> **Extracted data entries**

————————

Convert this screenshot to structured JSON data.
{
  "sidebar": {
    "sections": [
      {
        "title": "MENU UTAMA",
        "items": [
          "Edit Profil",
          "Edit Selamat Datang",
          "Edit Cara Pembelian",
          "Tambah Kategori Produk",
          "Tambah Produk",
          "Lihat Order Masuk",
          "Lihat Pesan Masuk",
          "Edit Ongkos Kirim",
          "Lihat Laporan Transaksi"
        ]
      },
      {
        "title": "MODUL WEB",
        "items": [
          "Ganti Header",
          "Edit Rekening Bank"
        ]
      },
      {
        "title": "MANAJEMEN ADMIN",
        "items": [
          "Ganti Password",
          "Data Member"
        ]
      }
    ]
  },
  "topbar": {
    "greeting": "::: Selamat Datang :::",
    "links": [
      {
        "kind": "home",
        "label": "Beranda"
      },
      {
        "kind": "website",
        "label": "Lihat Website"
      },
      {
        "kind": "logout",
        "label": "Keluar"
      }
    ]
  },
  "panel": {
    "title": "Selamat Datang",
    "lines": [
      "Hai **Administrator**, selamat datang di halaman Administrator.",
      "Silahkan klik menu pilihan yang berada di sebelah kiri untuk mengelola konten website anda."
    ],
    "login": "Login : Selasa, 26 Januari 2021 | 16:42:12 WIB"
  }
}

————————

Check each line of the records for the word "title" and extract those that contain it.

> **Output of the exercise**
        "title": "MENU UTAMA",
        "title": "MODUL WEB",
        "title": "MANAJEMEN ADMIN",
    "title": "Selamat Datang",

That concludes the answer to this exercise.